Exercice 1 >> Recopiez sans modification le passage du texte sur les vendeurs de billets de loterie à Athènes qui s'ouvre sur les mots contenant « Rue Éole devant » et se clôt sur « des immigrés ! ».

Texte fourni >>
###

Sur les plages du front sud. Athènes, le 25 décembre

Rue Éole devant le vendeur de souvlaki. Athènes, le 24 décembre

Cette année en plus je n’ai pas l’impression que les vendeurs ambulants des billets de la loterie nationale arrivent à convaincre les passants, peut être bien parce que le métier désormais attire trop, ceux justement qui n’auront jamais touché le jackpot et déjà perdu tout le reste. Comme cette femme la cinquantaine tout juste passée, ancienne commerçante de notre quartier et qui se promène depuis octobre “ses” billets de loterie dans la main. Dans le voisinage tout le monde aussitôt la reconnait, les échanges sont chaleureux, et nombreux sont ceux qui lui achètent un ou deux billets mais personne n’ira évoquer son passé récent devant elle. Mais au centre-ville ou dans le métro les vendeurs sont des inconnus ; pire... des immigrés !

###

Données à traiter >>
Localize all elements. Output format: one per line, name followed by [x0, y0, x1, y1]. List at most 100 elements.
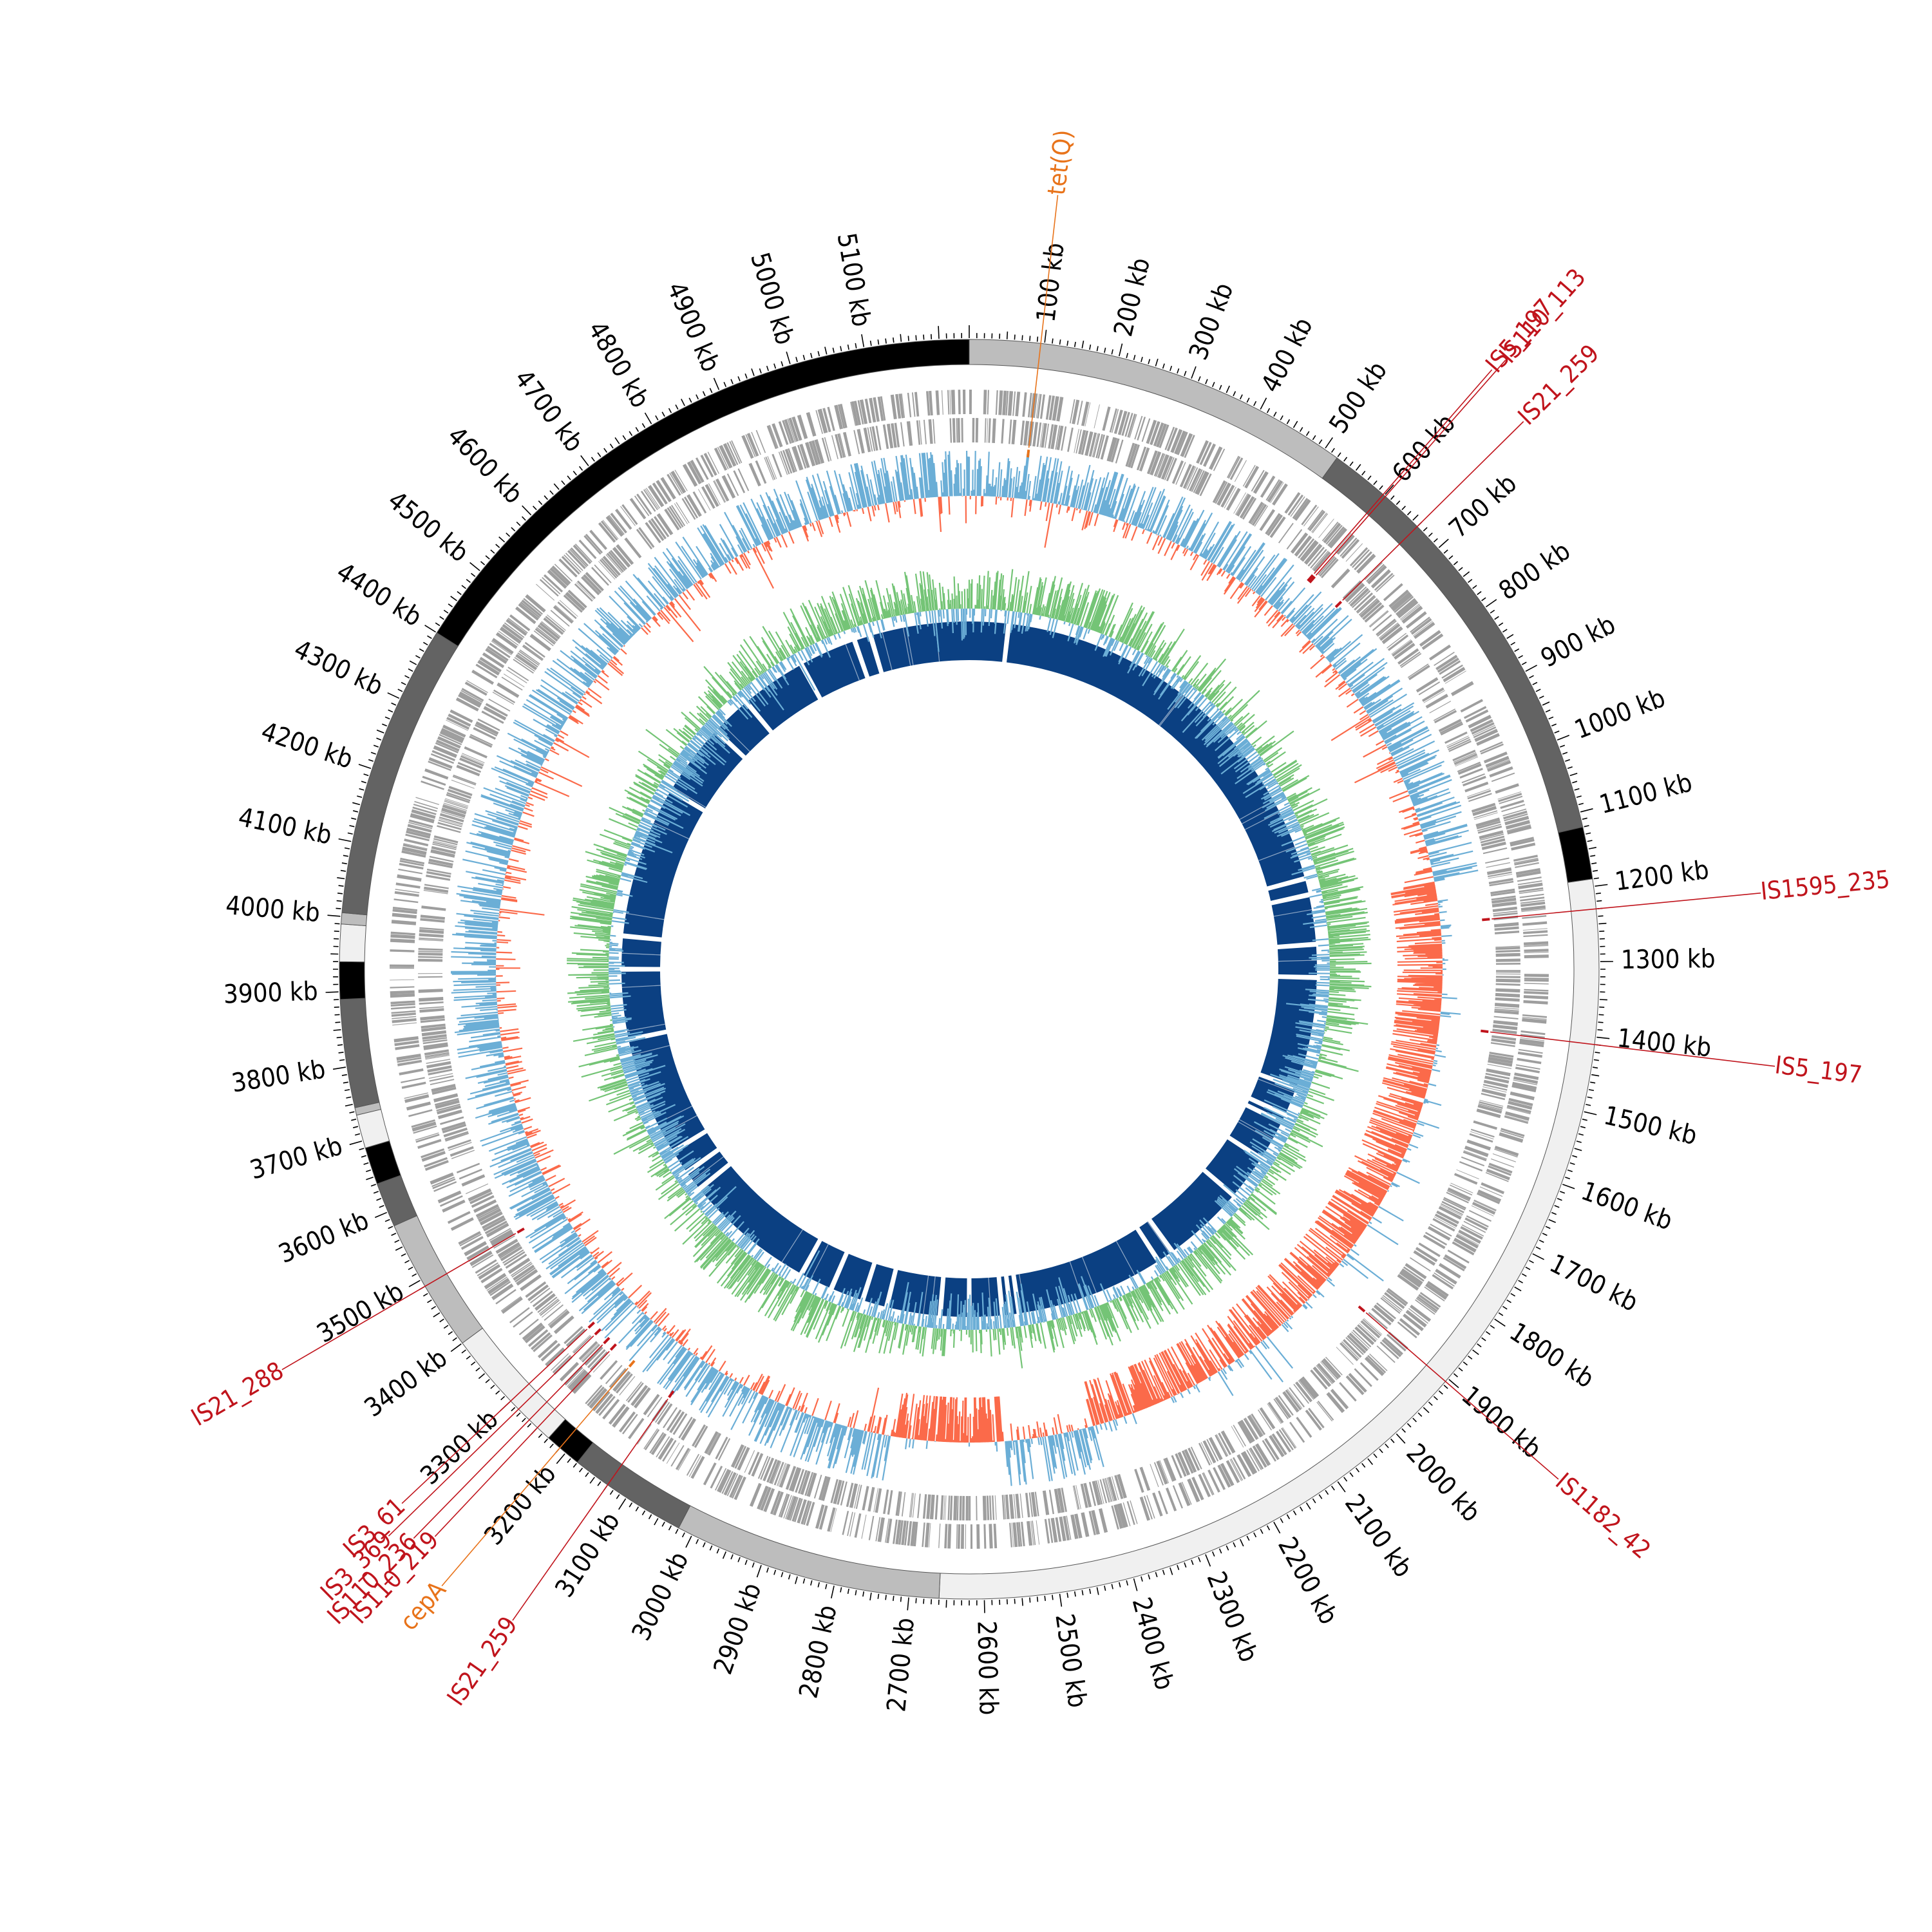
tick-label: 400 kb [1256, 313, 1319, 397]
gc-content-negative [608, 608, 1331, 1331]
contig-segment-19 [436, 339, 970, 647]
gc-skew-positive [450, 450, 1479, 1486]
tick-label: 3900 kb [223, 976, 318, 1009]
tick-label: 3700 kb [247, 1132, 346, 1186]
contig-segment-12 [356, 1108, 390, 1149]
annotation-mark [516, 1227, 525, 1234]
contig-segment-16 [339, 923, 366, 963]
contig-segment-9 [393, 1215, 484, 1344]
gc-skew-track [450, 450, 1479, 1486]
contig-segment-4 [938, 878, 1600, 1600]
tick-label: 4100 kb [236, 802, 334, 851]
tick-label: 1700 kb [1545, 1249, 1643, 1318]
annotation-leader [1492, 892, 1761, 920]
tick-label: 2000 kb [1400, 1438, 1486, 1528]
tick-label: 1300 kb [1621, 944, 1716, 975]
tick-label: 4800 kb [582, 316, 656, 413]
tick-label: 1100 kb [1596, 768, 1696, 820]
cds-forward-strand [389, 390, 1549, 1549]
annotation-leader [1028, 194, 1059, 448]
scale-ticks [325, 325, 1613, 1613]
gc-content-positive [567, 569, 1372, 1368]
annotation-leader [281, 1233, 516, 1370]
tick-label: 3500 kb [312, 1276, 409, 1349]
annotation-mark [1482, 918, 1490, 922]
annotation-mark [668, 1390, 675, 1398]
annotation-mark [1307, 574, 1314, 582]
contig-segment-6 [576, 1442, 691, 1529]
annotation-label: IS21_288 [186, 1356, 288, 1432]
cds-track [389, 390, 1549, 1549]
annotation-label: IS1595_235 [1759, 865, 1891, 905]
annotation-label: IS5_197 [1774, 1050, 1864, 1089]
tick-label: 3400 kb [359, 1343, 453, 1423]
tick-label: 5100 kb [831, 231, 876, 328]
annotation-leader [1342, 421, 1524, 601]
tick-label: 4700 kb [508, 365, 589, 458]
tick-label: 2800 kb [793, 1602, 842, 1701]
contig-segment-14 [339, 998, 380, 1108]
tick-label: 300 kb [1184, 279, 1240, 364]
tick-label: 4900 kb [661, 278, 725, 376]
annotation-label: IS1182_42 [1550, 1467, 1656, 1564]
tick-label: 2100 kb [1339, 1489, 1418, 1583]
annotation-leader [388, 1335, 594, 1537]
contig-segment-10 [376, 1175, 418, 1227]
tick-label: 3000 kb [627, 1548, 695, 1645]
annotation-leader [512, 1398, 668, 1621]
tick-label: 1000 kb [1571, 683, 1669, 745]
tick-label: 700 kb [1443, 469, 1522, 544]
annotation-leader [1490, 1031, 1776, 1067]
tick-label: 3100 kb [549, 1507, 625, 1602]
tick-label: 2700 kb [882, 1616, 920, 1713]
annotation-mark [587, 1321, 595, 1329]
annotation-label: IS21_259 [441, 1611, 523, 1710]
tick-label: 1500 kb [1601, 1101, 1700, 1151]
tick-label: 500 kb [1323, 356, 1393, 439]
tick-label: 2200 kb [1272, 1532, 1343, 1629]
tick-label: 2900 kb [708, 1579, 768, 1678]
annotation-leader [1315, 359, 1506, 576]
annotation-label: tet(Q) [1042, 128, 1077, 196]
tick-label: 2600 kb [971, 1620, 1003, 1716]
tick-marks [325, 325, 1613, 1613]
tick-label: 2500 kb [1049, 1612, 1092, 1710]
annotation-leader [401, 1329, 588, 1504]
annotation-mark [609, 1343, 617, 1351]
contig-segment-11 [365, 1140, 401, 1184]
tick-label: 4400 kb [331, 557, 427, 632]
tick-label: 3800 kb [230, 1054, 328, 1098]
annotation-mark [603, 1337, 611, 1345]
tick-label: 2300 kb [1200, 1567, 1264, 1666]
annotation-leader [434, 1350, 610, 1537]
tick-label: 900 kb [1536, 610, 1620, 674]
annotation-mark [1334, 600, 1343, 609]
annotation-leader [1313, 369, 1493, 574]
tick-label: 4000 kb [225, 891, 321, 928]
tick-label: 5000 kb [744, 249, 800, 348]
annotation-leader [1365, 1312, 1559, 1480]
contig-ring [339, 339, 1600, 1600]
annotation-leader [441, 1367, 629, 1587]
annotation-mark [1481, 1029, 1489, 1034]
annotation-mark [1358, 1305, 1366, 1312]
annotation-mark [628, 1359, 636, 1368]
annotation-marks [516, 450, 1490, 1398]
tick-label: 1600 kb [1577, 1176, 1676, 1236]
tick-label: 4600 kb [441, 421, 528, 510]
contig-segment-15 [339, 961, 366, 1000]
tick-label: 1200 kb [1613, 855, 1710, 897]
tick-label: 4500 kb [382, 486, 474, 568]
tick-label: 1800 kb [1504, 1317, 1600, 1394]
tick-label: 200 kb [1108, 255, 1156, 339]
annotation-leader [413, 1344, 603, 1539]
tick-label: 4200 kb [258, 717, 357, 775]
tick-label: 1900 kb [1455, 1381, 1546, 1464]
gc-content-track [567, 569, 1372, 1368]
annotation-mark [594, 1328, 601, 1336]
tick-label: 800 kb [1493, 536, 1576, 606]
tick-label: 2400 kb [1126, 1594, 1180, 1693]
gc-skew-negative [495, 495, 1443, 1443]
tick-label: 3600 kb [274, 1206, 373, 1269]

###

Exercice 2 >> Filtrez les enregistrements et recopiez chaque ligne qui contient la chaîne « track ».

Résultat attendu 1 >>
Rue Éole devant le vendeur de souvlaki. Athènes, le 24 décembre

Cette année en plus je n’ai pas l’impression que les vendeurs ambulants des billets de la loterie nationale arrivent à convaincre les passants, peut être bien parce que le métier désormais attire trop, ceux justement qui n’auront jamais touché le jackpot et déjà perdu tout le reste. Comme cette femme la cinquantaine tout juste passée, ancienne commerçante de notre quartier et qui se promène depuis octobre “ses” billets de loterie dans la main. Dans le voisinage tout le monde aussitôt la reconnait, les échanges sont chaleureux, et nombreux sont ceux qui lui achètent un ou deux billets mais personne n’ira évoquer son passé récent devant elle. Mais au centre-ville ou dans le métro les vendeurs sont des inconnus ; pire... des immigrés !

Résultat attendu 2 >>
gc-skew-track [450, 450, 1479, 1486]
cds-track [389, 390, 1549, 1549]
gc-content-track [567, 569, 1372, 1368]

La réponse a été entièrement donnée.